(EXERCISE GOAL) Gather each line of the entries below that includes "widths".

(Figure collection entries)
_ _ _ _
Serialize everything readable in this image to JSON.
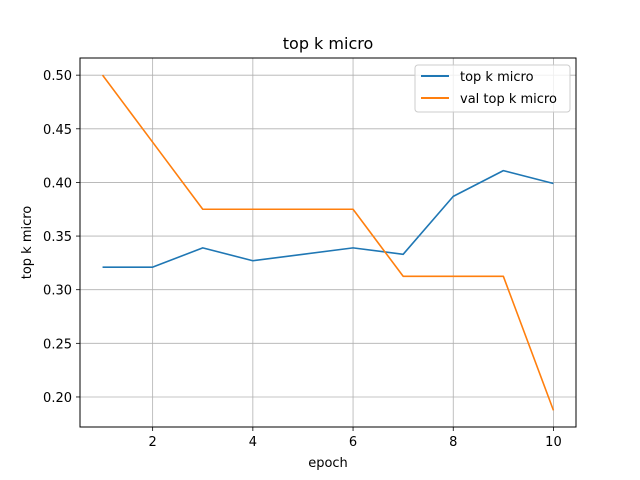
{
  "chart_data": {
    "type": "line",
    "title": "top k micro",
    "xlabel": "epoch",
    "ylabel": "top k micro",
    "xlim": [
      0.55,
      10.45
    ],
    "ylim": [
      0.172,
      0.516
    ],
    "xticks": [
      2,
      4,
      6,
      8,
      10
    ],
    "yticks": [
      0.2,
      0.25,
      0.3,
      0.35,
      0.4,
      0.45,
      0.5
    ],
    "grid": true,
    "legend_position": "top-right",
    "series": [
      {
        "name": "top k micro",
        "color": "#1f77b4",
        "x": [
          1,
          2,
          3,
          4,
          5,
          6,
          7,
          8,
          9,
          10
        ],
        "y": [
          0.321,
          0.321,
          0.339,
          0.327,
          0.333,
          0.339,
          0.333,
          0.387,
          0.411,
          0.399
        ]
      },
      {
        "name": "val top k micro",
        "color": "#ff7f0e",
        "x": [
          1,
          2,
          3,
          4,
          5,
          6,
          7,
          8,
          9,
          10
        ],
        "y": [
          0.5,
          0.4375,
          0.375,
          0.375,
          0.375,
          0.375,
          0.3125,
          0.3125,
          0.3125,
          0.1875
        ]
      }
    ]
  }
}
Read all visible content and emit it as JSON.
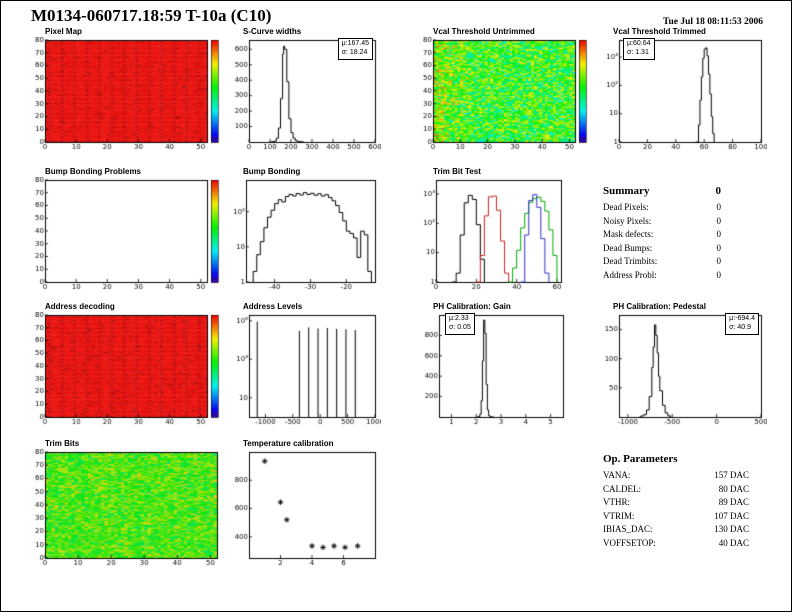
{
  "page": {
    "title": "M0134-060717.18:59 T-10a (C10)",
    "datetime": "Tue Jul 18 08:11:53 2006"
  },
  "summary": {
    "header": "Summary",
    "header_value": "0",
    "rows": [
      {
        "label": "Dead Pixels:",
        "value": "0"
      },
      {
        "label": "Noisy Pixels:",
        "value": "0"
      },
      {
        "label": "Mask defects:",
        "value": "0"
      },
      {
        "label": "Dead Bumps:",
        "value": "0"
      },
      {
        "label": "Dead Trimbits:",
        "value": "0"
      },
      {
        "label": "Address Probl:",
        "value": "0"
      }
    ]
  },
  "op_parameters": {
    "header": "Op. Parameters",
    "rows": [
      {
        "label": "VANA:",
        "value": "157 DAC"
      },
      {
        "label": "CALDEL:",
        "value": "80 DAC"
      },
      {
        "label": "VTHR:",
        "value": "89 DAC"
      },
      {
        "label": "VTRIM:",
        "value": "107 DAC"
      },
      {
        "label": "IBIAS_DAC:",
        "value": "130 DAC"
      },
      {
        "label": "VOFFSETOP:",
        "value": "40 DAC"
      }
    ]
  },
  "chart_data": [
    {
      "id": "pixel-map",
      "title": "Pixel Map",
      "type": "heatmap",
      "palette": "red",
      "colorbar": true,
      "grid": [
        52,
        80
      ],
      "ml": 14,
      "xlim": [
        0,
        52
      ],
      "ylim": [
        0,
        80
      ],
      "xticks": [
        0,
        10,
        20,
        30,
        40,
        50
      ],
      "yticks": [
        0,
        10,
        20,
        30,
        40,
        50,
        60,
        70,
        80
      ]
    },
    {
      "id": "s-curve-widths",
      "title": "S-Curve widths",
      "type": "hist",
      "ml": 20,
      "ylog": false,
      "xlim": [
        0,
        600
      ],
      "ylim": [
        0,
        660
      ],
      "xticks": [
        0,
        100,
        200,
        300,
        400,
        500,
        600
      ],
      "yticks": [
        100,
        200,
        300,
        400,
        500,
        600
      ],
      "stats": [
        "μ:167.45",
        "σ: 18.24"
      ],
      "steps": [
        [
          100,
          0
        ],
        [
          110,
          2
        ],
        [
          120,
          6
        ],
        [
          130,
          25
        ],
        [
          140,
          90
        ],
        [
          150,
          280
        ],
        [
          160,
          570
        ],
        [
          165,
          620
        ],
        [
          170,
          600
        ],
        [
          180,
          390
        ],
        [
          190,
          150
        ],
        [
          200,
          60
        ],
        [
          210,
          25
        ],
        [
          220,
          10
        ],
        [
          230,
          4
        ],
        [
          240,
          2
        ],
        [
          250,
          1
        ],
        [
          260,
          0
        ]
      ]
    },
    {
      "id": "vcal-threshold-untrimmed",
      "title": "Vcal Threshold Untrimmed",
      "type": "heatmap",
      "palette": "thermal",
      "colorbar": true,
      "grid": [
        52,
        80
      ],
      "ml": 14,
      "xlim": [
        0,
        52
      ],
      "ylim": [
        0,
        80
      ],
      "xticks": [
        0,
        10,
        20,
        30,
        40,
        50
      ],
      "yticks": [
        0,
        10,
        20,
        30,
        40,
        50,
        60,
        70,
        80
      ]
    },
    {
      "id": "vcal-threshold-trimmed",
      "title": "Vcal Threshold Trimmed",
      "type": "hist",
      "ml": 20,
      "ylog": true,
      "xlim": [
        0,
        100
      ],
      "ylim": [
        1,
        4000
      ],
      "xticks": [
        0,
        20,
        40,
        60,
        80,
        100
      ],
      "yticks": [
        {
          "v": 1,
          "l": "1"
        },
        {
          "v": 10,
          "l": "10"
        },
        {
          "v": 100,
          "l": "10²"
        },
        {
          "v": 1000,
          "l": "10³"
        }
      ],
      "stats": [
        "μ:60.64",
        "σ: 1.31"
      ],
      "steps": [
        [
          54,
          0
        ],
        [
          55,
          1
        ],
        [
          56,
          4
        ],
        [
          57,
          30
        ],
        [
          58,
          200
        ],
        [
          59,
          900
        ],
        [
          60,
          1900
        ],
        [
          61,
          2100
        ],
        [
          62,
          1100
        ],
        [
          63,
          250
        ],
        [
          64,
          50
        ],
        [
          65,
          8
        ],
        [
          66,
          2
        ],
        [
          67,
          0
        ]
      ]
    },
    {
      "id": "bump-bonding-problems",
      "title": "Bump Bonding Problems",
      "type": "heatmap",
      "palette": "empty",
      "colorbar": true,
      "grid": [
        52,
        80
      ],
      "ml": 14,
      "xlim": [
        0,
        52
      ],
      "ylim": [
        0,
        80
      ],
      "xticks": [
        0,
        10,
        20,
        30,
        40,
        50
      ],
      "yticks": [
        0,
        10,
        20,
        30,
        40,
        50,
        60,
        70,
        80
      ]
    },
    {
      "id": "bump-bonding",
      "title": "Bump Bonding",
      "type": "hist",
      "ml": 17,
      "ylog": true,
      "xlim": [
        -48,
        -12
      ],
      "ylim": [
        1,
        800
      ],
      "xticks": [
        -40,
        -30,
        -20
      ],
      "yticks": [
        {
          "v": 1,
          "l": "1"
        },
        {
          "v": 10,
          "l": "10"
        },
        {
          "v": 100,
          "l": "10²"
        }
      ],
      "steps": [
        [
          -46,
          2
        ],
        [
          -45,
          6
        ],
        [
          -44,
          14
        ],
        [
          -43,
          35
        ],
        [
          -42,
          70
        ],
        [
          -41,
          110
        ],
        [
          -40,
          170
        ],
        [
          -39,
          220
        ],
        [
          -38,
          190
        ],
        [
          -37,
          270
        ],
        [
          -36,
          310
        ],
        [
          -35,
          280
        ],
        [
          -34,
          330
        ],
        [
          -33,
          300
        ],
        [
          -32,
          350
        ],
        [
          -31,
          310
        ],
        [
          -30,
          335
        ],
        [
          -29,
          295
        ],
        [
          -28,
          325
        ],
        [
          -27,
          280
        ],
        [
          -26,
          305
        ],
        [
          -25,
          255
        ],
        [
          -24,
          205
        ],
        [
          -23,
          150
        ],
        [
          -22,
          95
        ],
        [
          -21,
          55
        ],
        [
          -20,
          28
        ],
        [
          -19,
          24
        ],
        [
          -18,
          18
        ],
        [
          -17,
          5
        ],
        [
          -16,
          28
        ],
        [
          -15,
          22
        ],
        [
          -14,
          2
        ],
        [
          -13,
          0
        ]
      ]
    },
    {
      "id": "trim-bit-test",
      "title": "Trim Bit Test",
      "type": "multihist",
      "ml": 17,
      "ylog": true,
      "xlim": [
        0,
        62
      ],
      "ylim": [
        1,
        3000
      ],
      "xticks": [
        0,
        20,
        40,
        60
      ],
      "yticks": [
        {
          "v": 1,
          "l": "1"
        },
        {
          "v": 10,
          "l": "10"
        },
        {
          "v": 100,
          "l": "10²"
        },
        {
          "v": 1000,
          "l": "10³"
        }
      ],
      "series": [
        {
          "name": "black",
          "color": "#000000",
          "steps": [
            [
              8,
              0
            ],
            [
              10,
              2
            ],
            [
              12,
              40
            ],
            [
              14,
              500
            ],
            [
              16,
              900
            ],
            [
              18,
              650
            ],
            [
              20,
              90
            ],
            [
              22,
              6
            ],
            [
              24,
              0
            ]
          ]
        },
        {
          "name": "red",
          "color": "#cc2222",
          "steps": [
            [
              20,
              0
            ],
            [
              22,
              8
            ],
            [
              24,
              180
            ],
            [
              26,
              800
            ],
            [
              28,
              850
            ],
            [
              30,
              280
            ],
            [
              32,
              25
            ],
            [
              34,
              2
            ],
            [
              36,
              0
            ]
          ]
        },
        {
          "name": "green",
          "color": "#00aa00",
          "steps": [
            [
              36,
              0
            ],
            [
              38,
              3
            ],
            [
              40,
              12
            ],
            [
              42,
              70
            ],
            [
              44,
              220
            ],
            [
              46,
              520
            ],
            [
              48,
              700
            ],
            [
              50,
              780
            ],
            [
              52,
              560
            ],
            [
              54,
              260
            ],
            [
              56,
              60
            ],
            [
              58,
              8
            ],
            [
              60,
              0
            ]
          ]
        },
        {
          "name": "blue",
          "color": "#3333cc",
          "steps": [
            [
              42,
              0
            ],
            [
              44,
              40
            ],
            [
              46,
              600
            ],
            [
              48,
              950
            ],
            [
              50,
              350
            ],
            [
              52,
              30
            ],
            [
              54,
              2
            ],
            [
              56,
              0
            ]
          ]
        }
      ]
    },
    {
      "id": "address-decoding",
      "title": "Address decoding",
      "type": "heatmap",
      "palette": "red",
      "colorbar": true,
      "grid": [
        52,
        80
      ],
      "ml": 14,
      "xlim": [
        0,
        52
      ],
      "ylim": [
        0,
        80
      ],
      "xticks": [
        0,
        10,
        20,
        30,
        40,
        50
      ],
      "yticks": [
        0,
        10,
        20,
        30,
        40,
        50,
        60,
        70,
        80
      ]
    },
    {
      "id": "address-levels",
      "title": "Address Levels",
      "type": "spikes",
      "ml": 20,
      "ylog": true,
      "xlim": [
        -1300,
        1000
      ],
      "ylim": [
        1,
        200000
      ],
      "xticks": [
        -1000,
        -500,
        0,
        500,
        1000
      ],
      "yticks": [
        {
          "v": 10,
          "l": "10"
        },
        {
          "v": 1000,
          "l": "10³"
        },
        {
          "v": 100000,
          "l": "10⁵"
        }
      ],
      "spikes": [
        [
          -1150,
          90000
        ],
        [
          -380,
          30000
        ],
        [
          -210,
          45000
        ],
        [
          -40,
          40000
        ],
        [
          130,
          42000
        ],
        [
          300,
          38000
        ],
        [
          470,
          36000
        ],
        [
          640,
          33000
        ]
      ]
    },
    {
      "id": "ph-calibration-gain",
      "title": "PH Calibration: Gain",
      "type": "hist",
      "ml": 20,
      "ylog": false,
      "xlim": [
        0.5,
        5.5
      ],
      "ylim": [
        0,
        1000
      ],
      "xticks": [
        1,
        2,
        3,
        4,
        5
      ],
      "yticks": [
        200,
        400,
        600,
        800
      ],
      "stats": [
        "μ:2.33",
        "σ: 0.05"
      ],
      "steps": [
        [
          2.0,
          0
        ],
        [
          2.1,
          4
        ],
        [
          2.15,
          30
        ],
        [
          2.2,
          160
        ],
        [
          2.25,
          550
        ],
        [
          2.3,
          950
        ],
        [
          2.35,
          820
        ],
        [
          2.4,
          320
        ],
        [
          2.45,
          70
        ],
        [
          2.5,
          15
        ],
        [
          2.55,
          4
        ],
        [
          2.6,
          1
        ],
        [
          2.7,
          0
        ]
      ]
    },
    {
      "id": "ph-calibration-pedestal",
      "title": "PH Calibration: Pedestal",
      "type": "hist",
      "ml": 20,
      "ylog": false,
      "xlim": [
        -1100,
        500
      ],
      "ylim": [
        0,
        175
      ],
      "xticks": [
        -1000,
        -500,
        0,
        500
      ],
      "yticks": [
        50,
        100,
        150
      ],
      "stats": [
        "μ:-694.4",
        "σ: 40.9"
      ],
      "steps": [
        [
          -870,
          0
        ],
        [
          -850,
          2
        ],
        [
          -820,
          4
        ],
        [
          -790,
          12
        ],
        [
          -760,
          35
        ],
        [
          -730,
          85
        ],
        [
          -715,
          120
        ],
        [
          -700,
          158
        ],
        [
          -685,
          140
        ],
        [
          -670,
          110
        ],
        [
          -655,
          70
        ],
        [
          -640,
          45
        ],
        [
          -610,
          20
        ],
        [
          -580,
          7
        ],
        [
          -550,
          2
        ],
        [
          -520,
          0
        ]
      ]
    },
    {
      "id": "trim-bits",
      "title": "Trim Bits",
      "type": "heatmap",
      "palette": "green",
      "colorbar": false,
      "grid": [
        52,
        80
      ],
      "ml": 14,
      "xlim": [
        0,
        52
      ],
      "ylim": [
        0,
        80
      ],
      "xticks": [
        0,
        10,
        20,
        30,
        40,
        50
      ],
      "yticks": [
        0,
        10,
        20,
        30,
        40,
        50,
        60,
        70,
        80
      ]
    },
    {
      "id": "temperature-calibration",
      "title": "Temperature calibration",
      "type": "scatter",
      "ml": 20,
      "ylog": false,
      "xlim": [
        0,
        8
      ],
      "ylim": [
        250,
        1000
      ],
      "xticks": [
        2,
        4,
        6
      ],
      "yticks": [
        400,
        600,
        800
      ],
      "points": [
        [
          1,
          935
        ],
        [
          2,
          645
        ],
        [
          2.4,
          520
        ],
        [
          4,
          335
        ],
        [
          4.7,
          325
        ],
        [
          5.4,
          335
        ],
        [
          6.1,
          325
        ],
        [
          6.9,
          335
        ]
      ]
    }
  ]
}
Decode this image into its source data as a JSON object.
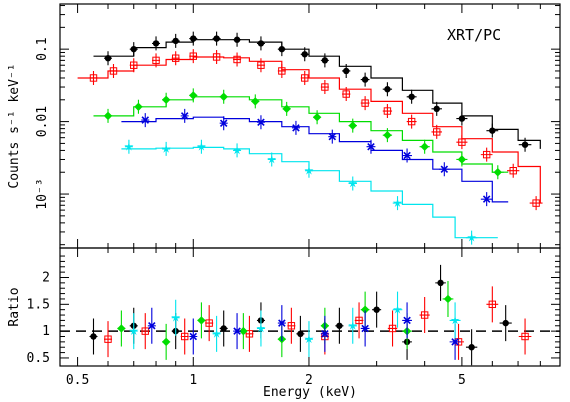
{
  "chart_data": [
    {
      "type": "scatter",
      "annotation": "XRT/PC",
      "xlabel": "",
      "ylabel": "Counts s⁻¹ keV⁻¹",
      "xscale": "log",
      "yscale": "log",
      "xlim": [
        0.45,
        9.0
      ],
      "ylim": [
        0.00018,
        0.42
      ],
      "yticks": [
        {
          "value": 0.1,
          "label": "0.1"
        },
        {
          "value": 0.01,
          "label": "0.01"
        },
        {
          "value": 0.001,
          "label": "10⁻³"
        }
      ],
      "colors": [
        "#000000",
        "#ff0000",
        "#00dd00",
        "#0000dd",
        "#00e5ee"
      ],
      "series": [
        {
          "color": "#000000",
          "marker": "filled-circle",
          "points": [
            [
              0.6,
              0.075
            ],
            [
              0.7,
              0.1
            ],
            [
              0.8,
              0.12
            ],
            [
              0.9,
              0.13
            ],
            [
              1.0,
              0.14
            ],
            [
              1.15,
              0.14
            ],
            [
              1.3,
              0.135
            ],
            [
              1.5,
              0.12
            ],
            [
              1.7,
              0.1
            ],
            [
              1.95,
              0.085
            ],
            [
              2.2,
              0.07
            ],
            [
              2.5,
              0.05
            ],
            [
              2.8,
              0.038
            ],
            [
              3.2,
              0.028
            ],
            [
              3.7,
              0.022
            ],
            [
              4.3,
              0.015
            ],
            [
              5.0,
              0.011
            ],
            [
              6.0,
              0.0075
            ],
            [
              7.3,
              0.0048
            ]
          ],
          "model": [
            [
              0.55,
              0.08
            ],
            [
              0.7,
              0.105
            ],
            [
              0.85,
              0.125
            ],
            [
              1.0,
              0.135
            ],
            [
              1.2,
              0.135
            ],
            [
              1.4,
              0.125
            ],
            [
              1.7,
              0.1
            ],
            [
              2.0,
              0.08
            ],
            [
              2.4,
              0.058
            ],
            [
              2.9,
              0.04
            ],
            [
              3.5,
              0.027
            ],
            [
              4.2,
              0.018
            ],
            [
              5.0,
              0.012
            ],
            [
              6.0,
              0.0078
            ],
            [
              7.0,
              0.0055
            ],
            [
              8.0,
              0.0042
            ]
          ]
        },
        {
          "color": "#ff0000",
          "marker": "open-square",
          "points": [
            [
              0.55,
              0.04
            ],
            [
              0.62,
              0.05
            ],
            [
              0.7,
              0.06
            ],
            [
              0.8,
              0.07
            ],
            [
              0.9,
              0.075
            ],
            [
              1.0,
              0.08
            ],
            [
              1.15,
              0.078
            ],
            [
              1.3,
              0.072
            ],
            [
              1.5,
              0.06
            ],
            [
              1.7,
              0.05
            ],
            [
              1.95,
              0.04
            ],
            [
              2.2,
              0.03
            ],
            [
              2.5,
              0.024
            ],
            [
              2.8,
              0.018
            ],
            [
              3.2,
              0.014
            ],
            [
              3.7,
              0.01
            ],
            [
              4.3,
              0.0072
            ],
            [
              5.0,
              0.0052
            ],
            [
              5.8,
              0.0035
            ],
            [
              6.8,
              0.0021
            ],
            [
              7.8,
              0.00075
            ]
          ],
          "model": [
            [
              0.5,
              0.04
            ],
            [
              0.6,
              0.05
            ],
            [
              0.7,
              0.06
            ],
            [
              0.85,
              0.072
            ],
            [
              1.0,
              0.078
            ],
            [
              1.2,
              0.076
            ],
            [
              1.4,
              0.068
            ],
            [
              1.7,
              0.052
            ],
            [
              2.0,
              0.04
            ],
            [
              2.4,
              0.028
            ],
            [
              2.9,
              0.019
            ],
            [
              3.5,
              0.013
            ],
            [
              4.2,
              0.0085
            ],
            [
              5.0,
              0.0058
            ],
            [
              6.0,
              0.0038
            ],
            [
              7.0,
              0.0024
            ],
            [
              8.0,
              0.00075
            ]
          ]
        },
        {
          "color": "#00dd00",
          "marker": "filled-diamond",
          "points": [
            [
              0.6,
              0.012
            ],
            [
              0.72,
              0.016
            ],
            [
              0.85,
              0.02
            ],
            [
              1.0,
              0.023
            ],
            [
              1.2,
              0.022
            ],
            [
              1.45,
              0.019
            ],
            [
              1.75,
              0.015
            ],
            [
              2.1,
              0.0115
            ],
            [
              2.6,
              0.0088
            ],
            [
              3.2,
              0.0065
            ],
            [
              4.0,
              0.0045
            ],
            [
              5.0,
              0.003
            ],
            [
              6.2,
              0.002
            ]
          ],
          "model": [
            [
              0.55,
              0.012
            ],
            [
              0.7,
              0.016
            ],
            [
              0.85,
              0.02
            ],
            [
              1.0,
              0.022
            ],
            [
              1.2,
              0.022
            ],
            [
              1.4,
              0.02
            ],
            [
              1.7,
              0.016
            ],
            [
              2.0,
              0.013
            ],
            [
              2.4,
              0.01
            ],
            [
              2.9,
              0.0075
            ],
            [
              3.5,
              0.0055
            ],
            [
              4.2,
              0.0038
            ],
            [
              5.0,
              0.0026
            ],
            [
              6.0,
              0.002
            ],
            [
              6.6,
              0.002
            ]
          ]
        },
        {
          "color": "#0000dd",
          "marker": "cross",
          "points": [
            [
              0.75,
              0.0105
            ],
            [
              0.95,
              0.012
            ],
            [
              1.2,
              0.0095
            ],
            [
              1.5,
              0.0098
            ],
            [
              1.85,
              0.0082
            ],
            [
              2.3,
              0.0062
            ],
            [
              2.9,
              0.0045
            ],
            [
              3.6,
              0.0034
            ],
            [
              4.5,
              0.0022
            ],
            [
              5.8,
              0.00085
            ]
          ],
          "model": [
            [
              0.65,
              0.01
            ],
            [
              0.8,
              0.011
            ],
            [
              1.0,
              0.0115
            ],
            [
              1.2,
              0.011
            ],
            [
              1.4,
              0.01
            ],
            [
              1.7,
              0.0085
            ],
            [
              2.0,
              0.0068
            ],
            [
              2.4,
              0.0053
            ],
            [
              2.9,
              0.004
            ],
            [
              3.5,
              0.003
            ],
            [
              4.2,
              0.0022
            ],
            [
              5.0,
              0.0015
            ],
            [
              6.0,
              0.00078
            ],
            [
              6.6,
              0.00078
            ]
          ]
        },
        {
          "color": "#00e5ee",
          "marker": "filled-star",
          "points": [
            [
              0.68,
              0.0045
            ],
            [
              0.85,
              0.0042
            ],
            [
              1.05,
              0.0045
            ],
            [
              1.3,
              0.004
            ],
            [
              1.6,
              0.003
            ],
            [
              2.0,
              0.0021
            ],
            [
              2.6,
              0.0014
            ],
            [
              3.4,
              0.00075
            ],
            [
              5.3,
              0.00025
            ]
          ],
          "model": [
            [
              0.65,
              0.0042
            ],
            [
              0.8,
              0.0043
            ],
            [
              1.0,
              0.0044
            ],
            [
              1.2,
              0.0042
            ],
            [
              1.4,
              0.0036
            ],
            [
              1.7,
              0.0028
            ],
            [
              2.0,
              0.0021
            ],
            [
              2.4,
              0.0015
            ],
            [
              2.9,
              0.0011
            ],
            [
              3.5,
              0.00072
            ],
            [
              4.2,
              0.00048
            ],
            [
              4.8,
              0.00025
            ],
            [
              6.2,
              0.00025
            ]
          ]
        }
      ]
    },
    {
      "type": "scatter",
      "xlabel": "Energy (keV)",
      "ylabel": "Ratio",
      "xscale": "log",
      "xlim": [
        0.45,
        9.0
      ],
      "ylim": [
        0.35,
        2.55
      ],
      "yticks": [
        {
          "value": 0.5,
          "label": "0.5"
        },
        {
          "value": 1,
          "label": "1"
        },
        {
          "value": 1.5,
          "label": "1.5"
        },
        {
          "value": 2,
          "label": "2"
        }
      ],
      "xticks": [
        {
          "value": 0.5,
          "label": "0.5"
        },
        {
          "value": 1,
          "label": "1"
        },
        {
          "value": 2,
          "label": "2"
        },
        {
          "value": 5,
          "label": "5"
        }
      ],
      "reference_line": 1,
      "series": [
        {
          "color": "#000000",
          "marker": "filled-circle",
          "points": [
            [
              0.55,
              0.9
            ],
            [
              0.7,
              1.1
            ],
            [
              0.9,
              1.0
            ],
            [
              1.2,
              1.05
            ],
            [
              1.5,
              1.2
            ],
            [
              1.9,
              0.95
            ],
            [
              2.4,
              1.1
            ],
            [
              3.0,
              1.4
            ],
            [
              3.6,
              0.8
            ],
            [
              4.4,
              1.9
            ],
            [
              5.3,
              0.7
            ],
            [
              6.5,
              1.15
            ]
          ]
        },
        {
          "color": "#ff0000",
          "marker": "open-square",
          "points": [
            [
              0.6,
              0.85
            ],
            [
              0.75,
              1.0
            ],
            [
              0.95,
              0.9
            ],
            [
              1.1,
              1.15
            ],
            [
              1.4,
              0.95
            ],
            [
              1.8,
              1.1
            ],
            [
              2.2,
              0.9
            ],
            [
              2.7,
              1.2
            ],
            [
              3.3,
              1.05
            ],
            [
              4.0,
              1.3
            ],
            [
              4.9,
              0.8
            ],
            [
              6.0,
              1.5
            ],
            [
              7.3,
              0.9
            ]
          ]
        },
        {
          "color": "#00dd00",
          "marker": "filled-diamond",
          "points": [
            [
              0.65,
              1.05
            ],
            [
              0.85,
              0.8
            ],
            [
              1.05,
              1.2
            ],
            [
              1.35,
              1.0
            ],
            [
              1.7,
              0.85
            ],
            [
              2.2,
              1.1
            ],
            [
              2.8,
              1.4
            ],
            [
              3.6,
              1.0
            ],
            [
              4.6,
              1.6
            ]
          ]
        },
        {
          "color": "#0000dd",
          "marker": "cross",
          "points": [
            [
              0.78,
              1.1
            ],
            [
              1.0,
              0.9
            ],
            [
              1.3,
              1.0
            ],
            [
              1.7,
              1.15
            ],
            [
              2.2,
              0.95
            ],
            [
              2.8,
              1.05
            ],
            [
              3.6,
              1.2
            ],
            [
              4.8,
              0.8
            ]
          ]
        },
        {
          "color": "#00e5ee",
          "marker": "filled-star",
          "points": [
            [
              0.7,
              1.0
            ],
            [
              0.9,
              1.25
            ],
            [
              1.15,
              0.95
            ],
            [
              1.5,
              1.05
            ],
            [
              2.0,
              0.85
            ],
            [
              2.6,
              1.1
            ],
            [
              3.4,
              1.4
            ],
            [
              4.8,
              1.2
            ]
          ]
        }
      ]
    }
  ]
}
_ _ _ _
(RESULT)
      "id": "s-curve-widths",
      "title": "S-Curve widths",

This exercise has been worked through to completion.